** BEGIN RECORDS SHOWN **

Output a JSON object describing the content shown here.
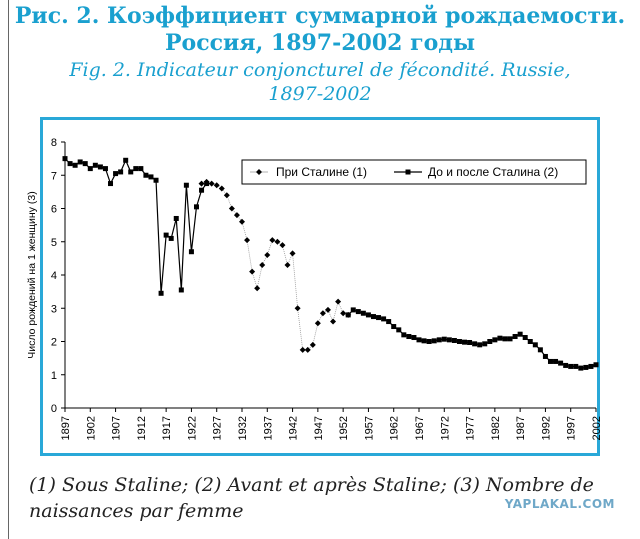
{
  "header": {
    "title_ru_line1": "Рис. 2. Коэффициент суммарной рождаемости.",
    "title_ru_line2": "Россия, 1897-2002 годы",
    "title_fr_line1": "Fig. 2. Indicateur conjoncturel de fécondité. Russie,",
    "title_fr_line2": "1897-2002"
  },
  "footnote": {
    "line1": "(1) Sous Staline; (2) Avant et après Staline; (3) Nombre de",
    "line2": "naissances par femme"
  },
  "watermark": "YAPLAKAL.COM",
  "chart_data": {
    "type": "line",
    "ylabel": "Число рождений на 1 женщину (3)",
    "xlabel": "",
    "xlim": [
      1897,
      2002
    ],
    "ylim": [
      0,
      8
    ],
    "x_ticks": [
      1897,
      1902,
      1907,
      1912,
      1917,
      1922,
      1927,
      1932,
      1937,
      1942,
      1947,
      1952,
      1957,
      1962,
      1967,
      1972,
      1977,
      1982,
      1987,
      1992,
      1997,
      2002
    ],
    "y_ticks": [
      0,
      1,
      2,
      3,
      4,
      5,
      6,
      7,
      8
    ],
    "legend_position": "top-right",
    "grid": false,
    "series": [
      {
        "name": "При Сталине (1)",
        "marker": "diamond",
        "points": [
          [
            1924,
            6.75
          ],
          [
            1925,
            6.8
          ],
          [
            1926,
            6.75
          ],
          [
            1927,
            6.7
          ],
          [
            1928,
            6.6
          ],
          [
            1929,
            6.4
          ],
          [
            1930,
            6.0
          ],
          [
            1931,
            5.8
          ],
          [
            1932,
            5.6
          ],
          [
            1933,
            5.05
          ],
          [
            1934,
            4.1
          ],
          [
            1935,
            3.6
          ],
          [
            1936,
            4.3
          ],
          [
            1937,
            4.6
          ],
          [
            1938,
            5.05
          ],
          [
            1939,
            5.0
          ],
          [
            1940,
            4.9
          ],
          [
            1941,
            4.3
          ],
          [
            1942,
            4.65
          ],
          [
            1943,
            3.0
          ],
          [
            1944,
            1.75
          ],
          [
            1945,
            1.75
          ],
          [
            1946,
            1.9
          ],
          [
            1947,
            2.55
          ],
          [
            1948,
            2.85
          ],
          [
            1949,
            2.95
          ],
          [
            1950,
            2.6
          ],
          [
            1951,
            3.2
          ],
          [
            1952,
            2.85
          ],
          [
            1953,
            2.8
          ]
        ]
      },
      {
        "name": "До и после Сталина (2)",
        "marker": "square",
        "points": [
          [
            1897,
            7.5
          ],
          [
            1898,
            7.35
          ],
          [
            1899,
            7.3
          ],
          [
            1900,
            7.4
          ],
          [
            1901,
            7.35
          ],
          [
            1902,
            7.2
          ],
          [
            1903,
            7.3
          ],
          [
            1904,
            7.25
          ],
          [
            1905,
            7.2
          ],
          [
            1906,
            6.75
          ],
          [
            1907,
            7.05
          ],
          [
            1908,
            7.1
          ],
          [
            1909,
            7.45
          ],
          [
            1910,
            7.1
          ],
          [
            1911,
            7.2
          ],
          [
            1912,
            7.2
          ],
          [
            1913,
            7.0
          ],
          [
            1914,
            6.95
          ],
          [
            1915,
            6.85
          ],
          [
            1916,
            3.45
          ],
          [
            1917,
            5.2
          ],
          [
            1918,
            5.1
          ],
          [
            1919,
            5.7
          ],
          [
            1920,
            3.55
          ],
          [
            1921,
            6.7
          ],
          [
            1922,
            4.7
          ],
          [
            1923,
            6.05
          ],
          [
            1924,
            6.55
          ],
          [
            1925,
            6.75
          ],
          [
            1953,
            2.8
          ],
          [
            1954,
            2.95
          ],
          [
            1955,
            2.9
          ],
          [
            1956,
            2.85
          ],
          [
            1957,
            2.8
          ],
          [
            1958,
            2.75
          ],
          [
            1959,
            2.72
          ],
          [
            1960,
            2.68
          ],
          [
            1961,
            2.6
          ],
          [
            1962,
            2.45
          ],
          [
            1963,
            2.35
          ],
          [
            1964,
            2.2
          ],
          [
            1965,
            2.15
          ],
          [
            1966,
            2.12
          ],
          [
            1967,
            2.05
          ],
          [
            1968,
            2.02
          ],
          [
            1969,
            2.0
          ],
          [
            1970,
            2.02
          ],
          [
            1971,
            2.05
          ],
          [
            1972,
            2.07
          ],
          [
            1973,
            2.05
          ],
          [
            1974,
            2.03
          ],
          [
            1975,
            2.0
          ],
          [
            1976,
            1.98
          ],
          [
            1977,
            1.97
          ],
          [
            1978,
            1.93
          ],
          [
            1979,
            1.9
          ],
          [
            1980,
            1.93
          ],
          [
            1981,
            2.0
          ],
          [
            1982,
            2.05
          ],
          [
            1983,
            2.1
          ],
          [
            1984,
            2.08
          ],
          [
            1985,
            2.08
          ],
          [
            1986,
            2.15
          ],
          [
            1987,
            2.22
          ],
          [
            1988,
            2.12
          ],
          [
            1989,
            2.0
          ],
          [
            1990,
            1.9
          ],
          [
            1991,
            1.75
          ],
          [
            1992,
            1.55
          ],
          [
            1993,
            1.4
          ],
          [
            1994,
            1.4
          ],
          [
            1995,
            1.35
          ],
          [
            1996,
            1.28
          ],
          [
            1997,
            1.25
          ],
          [
            1998,
            1.25
          ],
          [
            1999,
            1.2
          ],
          [
            2000,
            1.22
          ],
          [
            2001,
            1.25
          ],
          [
            2002,
            1.3
          ]
        ]
      }
    ]
  }
}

** END RECORDS SHOWN **

• **OBJECTIVE**
Please set down each line of the data above exactly as written, without the pictures.

• **ANSWER TO THE TASK**
Output a JSON object describing the content shown here.
{
  "header": {
    "title_ru_line1": "Рис. 2. Коэффициент суммарной рождаемости.",
    "title_ru_line2": "Россия, 1897-2002 годы",
    "title_fr_line1": "Fig. 2. Indicateur conjoncturel de fécondité. Russie,",
    "title_fr_line2": "1897-2002"
  },
  "footnote": {
    "line1": "(1) Sous Staline; (2) Avant et après Staline; (3) Nombre de",
    "line2": "naissances par femme"
  },
  "watermark": "YAPLAKAL.COM",
  "chart_data": {
    "type": "line",
    "ylabel": "Число рождений на 1 женщину (3)",
    "xlabel": "",
    "xlim": [
      1897,
      2002
    ],
    "ylim": [
      0,
      8
    ],
    "x_ticks": [
      1897,
      1902,
      1907,
      1912,
      1917,
      1922,
      1927,
      1932,
      1937,
      1942,
      1947,
      1952,
      1957,
      1962,
      1967,
      1972,
      1977,
      1982,
      1987,
      1992,
      1997,
      2002
    ],
    "y_ticks": [
      0,
      1,
      2,
      3,
      4,
      5,
      6,
      7,
      8
    ],
    "legend_position": "top-right",
    "grid": false,
    "series": [
      {
        "name": "При Сталине (1)",
        "marker": "diamond",
        "points": [
          [
            1924,
            6.75
          ],
          [
            1925,
            6.8
          ],
          [
            1926,
            6.75
          ],
          [
            1927,
            6.7
          ],
          [
            1928,
            6.6
          ],
          [
            1929,
            6.4
          ],
          [
            1930,
            6.0
          ],
          [
            1931,
            5.8
          ],
          [
            1932,
            5.6
          ],
          [
            1933,
            5.05
          ],
          [
            1934,
            4.1
          ],
          [
            1935,
            3.6
          ],
          [
            1936,
            4.3
          ],
          [
            1937,
            4.6
          ],
          [
            1938,
            5.05
          ],
          [
            1939,
            5.0
          ],
          [
            1940,
            4.9
          ],
          [
            1941,
            4.3
          ],
          [
            1942,
            4.65
          ],
          [
            1943,
            3.0
          ],
          [
            1944,
            1.75
          ],
          [
            1945,
            1.75
          ],
          [
            1946,
            1.9
          ],
          [
            1947,
            2.55
          ],
          [
            1948,
            2.85
          ],
          [
            1949,
            2.95
          ],
          [
            1950,
            2.6
          ],
          [
            1951,
            3.2
          ],
          [
            1952,
            2.85
          ],
          [
            1953,
            2.8
          ]
        ]
      },
      {
        "name": "До и после Сталина (2)",
        "marker": "square",
        "points": [
          [
            1897,
            7.5
          ],
          [
            1898,
            7.35
          ],
          [
            1899,
            7.3
          ],
          [
            1900,
            7.4
          ],
          [
            1901,
            7.35
          ],
          [
            1902,
            7.2
          ],
          [
            1903,
            7.3
          ],
          [
            1904,
            7.25
          ],
          [
            1905,
            7.2
          ],
          [
            1906,
            6.75
          ],
          [
            1907,
            7.05
          ],
          [
            1908,
            7.1
          ],
          [
            1909,
            7.45
          ],
          [
            1910,
            7.1
          ],
          [
            1911,
            7.2
          ],
          [
            1912,
            7.2
          ],
          [
            1913,
            7.0
          ],
          [
            1914,
            6.95
          ],
          [
            1915,
            6.85
          ],
          [
            1916,
            3.45
          ],
          [
            1917,
            5.2
          ],
          [
            1918,
            5.1
          ],
          [
            1919,
            5.7
          ],
          [
            1920,
            3.55
          ],
          [
            1921,
            6.7
          ],
          [
            1922,
            4.7
          ],
          [
            1923,
            6.05
          ],
          [
            1924,
            6.55
          ],
          [
            1925,
            6.75
          ],
          [
            1953,
            2.8
          ],
          [
            1954,
            2.95
          ],
          [
            1955,
            2.9
          ],
          [
            1956,
            2.85
          ],
          [
            1957,
            2.8
          ],
          [
            1958,
            2.75
          ],
          [
            1959,
            2.72
          ],
          [
            1960,
            2.68
          ],
          [
            1961,
            2.6
          ],
          [
            1962,
            2.45
          ],
          [
            1963,
            2.35
          ],
          [
            1964,
            2.2
          ],
          [
            1965,
            2.15
          ],
          [
            1966,
            2.12
          ],
          [
            1967,
            2.05
          ],
          [
            1968,
            2.02
          ],
          [
            1969,
            2.0
          ],
          [
            1970,
            2.02
          ],
          [
            1971,
            2.05
          ],
          [
            1972,
            2.07
          ],
          [
            1973,
            2.05
          ],
          [
            1974,
            2.03
          ],
          [
            1975,
            2.0
          ],
          [
            1976,
            1.98
          ],
          [
            1977,
            1.97
          ],
          [
            1978,
            1.93
          ],
          [
            1979,
            1.9
          ],
          [
            1980,
            1.93
          ],
          [
            1981,
            2.0
          ],
          [
            1982,
            2.05
          ],
          [
            1983,
            2.1
          ],
          [
            1984,
            2.08
          ],
          [
            1985,
            2.08
          ],
          [
            1986,
            2.15
          ],
          [
            1987,
            2.22
          ],
          [
            1988,
            2.12
          ],
          [
            1989,
            2.0
          ],
          [
            1990,
            1.9
          ],
          [
            1991,
            1.75
          ],
          [
            1992,
            1.55
          ],
          [
            1993,
            1.4
          ],
          [
            1994,
            1.4
          ],
          [
            1995,
            1.35
          ],
          [
            1996,
            1.28
          ],
          [
            1997,
            1.25
          ],
          [
            1998,
            1.25
          ],
          [
            1999,
            1.2
          ],
          [
            2000,
            1.22
          ],
          [
            2001,
            1.25
          ],
          [
            2002,
            1.3
          ]
        ]
      }
    ]
  }
}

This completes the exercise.